* Instructions for the task: Print exactly the lines from the one containing "Extract the structured" through the last line of the listing, both included.

== == ==

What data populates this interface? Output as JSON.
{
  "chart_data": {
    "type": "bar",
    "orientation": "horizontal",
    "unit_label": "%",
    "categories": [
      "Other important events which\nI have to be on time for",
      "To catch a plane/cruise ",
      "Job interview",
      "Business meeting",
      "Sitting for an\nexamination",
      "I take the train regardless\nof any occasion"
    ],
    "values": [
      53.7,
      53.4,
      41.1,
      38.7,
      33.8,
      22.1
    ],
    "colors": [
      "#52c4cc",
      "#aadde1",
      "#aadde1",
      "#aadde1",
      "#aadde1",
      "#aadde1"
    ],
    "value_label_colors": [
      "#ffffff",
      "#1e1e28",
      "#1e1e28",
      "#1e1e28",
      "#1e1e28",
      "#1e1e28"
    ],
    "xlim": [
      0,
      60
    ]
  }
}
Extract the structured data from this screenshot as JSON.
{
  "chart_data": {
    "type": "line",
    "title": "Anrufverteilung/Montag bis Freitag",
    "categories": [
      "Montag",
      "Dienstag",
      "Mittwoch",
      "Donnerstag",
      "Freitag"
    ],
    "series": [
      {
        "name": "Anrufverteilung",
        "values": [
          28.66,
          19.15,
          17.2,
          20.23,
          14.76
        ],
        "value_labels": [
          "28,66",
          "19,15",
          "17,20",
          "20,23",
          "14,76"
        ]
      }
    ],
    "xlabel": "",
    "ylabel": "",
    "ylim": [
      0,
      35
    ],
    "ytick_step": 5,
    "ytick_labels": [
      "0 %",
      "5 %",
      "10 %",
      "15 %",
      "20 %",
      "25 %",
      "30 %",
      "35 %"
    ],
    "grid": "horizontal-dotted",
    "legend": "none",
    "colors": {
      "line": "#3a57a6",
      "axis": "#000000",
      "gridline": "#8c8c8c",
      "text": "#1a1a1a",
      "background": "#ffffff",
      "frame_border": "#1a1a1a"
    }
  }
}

== == ==

* Task result:
Extract the structured data from this screenshot as JSON.
{
  "chart_data": {
    "type": "line",
    "title": "Anrufverteilung/Montag bis Freitag",
    "categories": [
      "Montag",
      "Dienstag",
      "Mittwoch",
      "Donnerstag",
      "Freitag"
    ],
    "series": [
      {
        "name": "Anrufverteilung",
        "values": [
          28.66,
          19.15,
          17.2,
          20.23,
          14.76
        ],
        "value_labels": [
          "28,66",
          "19,15",
          "17,20",
          "20,23",
          "14,76"
        ]
      }
    ],
    "xlabel": "",
    "ylabel": "",
    "ylim": [
      0,
      35
    ],
    "ytick_step": 5,
    "ytick_labels": [
      "0 %",
      "5 %",
      "10 %",
      "15 %",
      "20 %",
      "25 %",
      "30 %",
      "35 %"
    ],
    "grid": "horizontal-dotted",
    "legend": "none",
    "colors": {
      "line": "#3a57a6",
      "axis": "#000000",
      "gridline": "#8c8c8c",
      "text": "#1a1a1a",
      "background": "#ffffff",
      "frame_border": "#1a1a1a"
    }
  }
}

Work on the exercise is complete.